> [TASK DESCRIPTION]
Skip every picture and transcribe the remaining material exactly.

Records excerpted from a collection
····················
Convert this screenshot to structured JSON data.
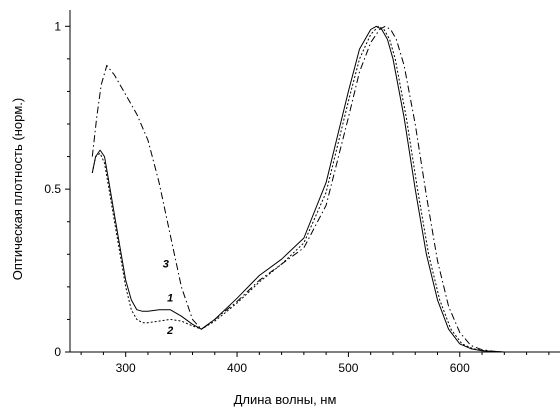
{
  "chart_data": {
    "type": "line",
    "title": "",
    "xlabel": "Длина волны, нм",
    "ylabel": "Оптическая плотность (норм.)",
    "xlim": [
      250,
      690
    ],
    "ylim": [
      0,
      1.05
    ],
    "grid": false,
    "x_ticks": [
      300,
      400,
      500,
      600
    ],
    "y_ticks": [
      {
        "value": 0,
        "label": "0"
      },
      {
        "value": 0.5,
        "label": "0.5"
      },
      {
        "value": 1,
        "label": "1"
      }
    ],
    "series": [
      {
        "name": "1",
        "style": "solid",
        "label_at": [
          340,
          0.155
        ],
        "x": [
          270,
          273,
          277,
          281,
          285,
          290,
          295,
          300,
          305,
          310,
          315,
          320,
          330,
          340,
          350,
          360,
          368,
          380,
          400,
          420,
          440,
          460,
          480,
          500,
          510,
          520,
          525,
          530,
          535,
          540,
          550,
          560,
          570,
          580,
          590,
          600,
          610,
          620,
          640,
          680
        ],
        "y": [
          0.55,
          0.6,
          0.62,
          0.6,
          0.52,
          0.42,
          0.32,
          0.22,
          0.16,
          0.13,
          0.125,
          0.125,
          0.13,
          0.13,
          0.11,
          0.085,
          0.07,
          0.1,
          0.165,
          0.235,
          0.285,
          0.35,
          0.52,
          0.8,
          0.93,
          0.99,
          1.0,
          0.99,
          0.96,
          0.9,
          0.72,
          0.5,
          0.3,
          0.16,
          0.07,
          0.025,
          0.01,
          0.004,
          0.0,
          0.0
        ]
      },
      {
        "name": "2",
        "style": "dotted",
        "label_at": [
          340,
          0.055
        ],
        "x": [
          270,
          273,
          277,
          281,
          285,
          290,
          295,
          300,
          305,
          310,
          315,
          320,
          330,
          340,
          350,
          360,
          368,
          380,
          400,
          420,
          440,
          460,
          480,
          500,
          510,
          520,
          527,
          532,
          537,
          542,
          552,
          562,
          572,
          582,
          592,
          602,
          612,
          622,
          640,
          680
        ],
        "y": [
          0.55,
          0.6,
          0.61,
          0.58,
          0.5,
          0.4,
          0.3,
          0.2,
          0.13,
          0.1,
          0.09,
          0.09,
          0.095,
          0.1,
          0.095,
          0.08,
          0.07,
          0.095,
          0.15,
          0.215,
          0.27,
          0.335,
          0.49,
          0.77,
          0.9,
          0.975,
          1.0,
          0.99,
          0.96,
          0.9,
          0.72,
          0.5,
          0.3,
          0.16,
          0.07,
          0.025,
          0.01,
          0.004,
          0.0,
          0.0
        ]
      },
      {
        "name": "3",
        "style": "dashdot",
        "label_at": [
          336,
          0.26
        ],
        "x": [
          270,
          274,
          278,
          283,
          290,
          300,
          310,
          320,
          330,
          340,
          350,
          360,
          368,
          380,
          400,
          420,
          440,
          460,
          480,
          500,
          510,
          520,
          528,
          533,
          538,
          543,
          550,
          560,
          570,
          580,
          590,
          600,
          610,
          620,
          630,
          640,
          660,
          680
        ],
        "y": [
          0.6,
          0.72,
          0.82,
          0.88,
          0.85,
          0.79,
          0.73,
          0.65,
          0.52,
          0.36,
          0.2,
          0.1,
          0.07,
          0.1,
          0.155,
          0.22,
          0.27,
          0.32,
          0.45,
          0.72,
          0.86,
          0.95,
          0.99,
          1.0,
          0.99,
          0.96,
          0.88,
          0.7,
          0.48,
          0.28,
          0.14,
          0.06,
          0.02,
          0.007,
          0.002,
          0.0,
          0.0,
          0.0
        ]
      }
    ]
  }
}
····················
> [EXPECTED ANSWER]
Convert this screenshot to structured JSON data.
{
  "chart_data": {
    "type": "line",
    "title": "",
    "xlabel": "Длина волны, нм",
    "ylabel": "Оптическая плотность (норм.)",
    "xlim": [
      250,
      690
    ],
    "ylim": [
      0,
      1.05
    ],
    "grid": false,
    "x_ticks": [
      300,
      400,
      500,
      600
    ],
    "y_ticks": [
      {
        "value": 0,
        "label": "0"
      },
      {
        "value": 0.5,
        "label": "0.5"
      },
      {
        "value": 1,
        "label": "1"
      }
    ],
    "series": [
      {
        "name": "1",
        "style": "solid",
        "label_at": [
          340,
          0.155
        ],
        "x": [
          270,
          273,
          277,
          281,
          285,
          290,
          295,
          300,
          305,
          310,
          315,
          320,
          330,
          340,
          350,
          360,
          368,
          380,
          400,
          420,
          440,
          460,
          480,
          500,
          510,
          520,
          525,
          530,
          535,
          540,
          550,
          560,
          570,
          580,
          590,
          600,
          610,
          620,
          640,
          680
        ],
        "y": [
          0.55,
          0.6,
          0.62,
          0.6,
          0.52,
          0.42,
          0.32,
          0.22,
          0.16,
          0.13,
          0.125,
          0.125,
          0.13,
          0.13,
          0.11,
          0.085,
          0.07,
          0.1,
          0.165,
          0.235,
          0.285,
          0.35,
          0.52,
          0.8,
          0.93,
          0.99,
          1.0,
          0.99,
          0.96,
          0.9,
          0.72,
          0.5,
          0.3,
          0.16,
          0.07,
          0.025,
          0.01,
          0.004,
          0.0,
          0.0
        ]
      },
      {
        "name": "2",
        "style": "dotted",
        "label_at": [
          340,
          0.055
        ],
        "x": [
          270,
          273,
          277,
          281,
          285,
          290,
          295,
          300,
          305,
          310,
          315,
          320,
          330,
          340,
          350,
          360,
          368,
          380,
          400,
          420,
          440,
          460,
          480,
          500,
          510,
          520,
          527,
          532,
          537,
          542,
          552,
          562,
          572,
          582,
          592,
          602,
          612,
          622,
          640,
          680
        ],
        "y": [
          0.55,
          0.6,
          0.61,
          0.58,
          0.5,
          0.4,
          0.3,
          0.2,
          0.13,
          0.1,
          0.09,
          0.09,
          0.095,
          0.1,
          0.095,
          0.08,
          0.07,
          0.095,
          0.15,
          0.215,
          0.27,
          0.335,
          0.49,
          0.77,
          0.9,
          0.975,
          1.0,
          0.99,
          0.96,
          0.9,
          0.72,
          0.5,
          0.3,
          0.16,
          0.07,
          0.025,
          0.01,
          0.004,
          0.0,
          0.0
        ]
      },
      {
        "name": "3",
        "style": "dashdot",
        "label_at": [
          336,
          0.26
        ],
        "x": [
          270,
          274,
          278,
          283,
          290,
          300,
          310,
          320,
          330,
          340,
          350,
          360,
          368,
          380,
          400,
          420,
          440,
          460,
          480,
          500,
          510,
          520,
          528,
          533,
          538,
          543,
          550,
          560,
          570,
          580,
          590,
          600,
          610,
          620,
          630,
          640,
          660,
          680
        ],
        "y": [
          0.6,
          0.72,
          0.82,
          0.88,
          0.85,
          0.79,
          0.73,
          0.65,
          0.52,
          0.36,
          0.2,
          0.1,
          0.07,
          0.1,
          0.155,
          0.22,
          0.27,
          0.32,
          0.45,
          0.72,
          0.86,
          0.95,
          0.99,
          1.0,
          0.99,
          0.96,
          0.88,
          0.7,
          0.48,
          0.28,
          0.14,
          0.06,
          0.02,
          0.007,
          0.002,
          0.0,
          0.0,
          0.0
        ]
      }
    ]
  }
}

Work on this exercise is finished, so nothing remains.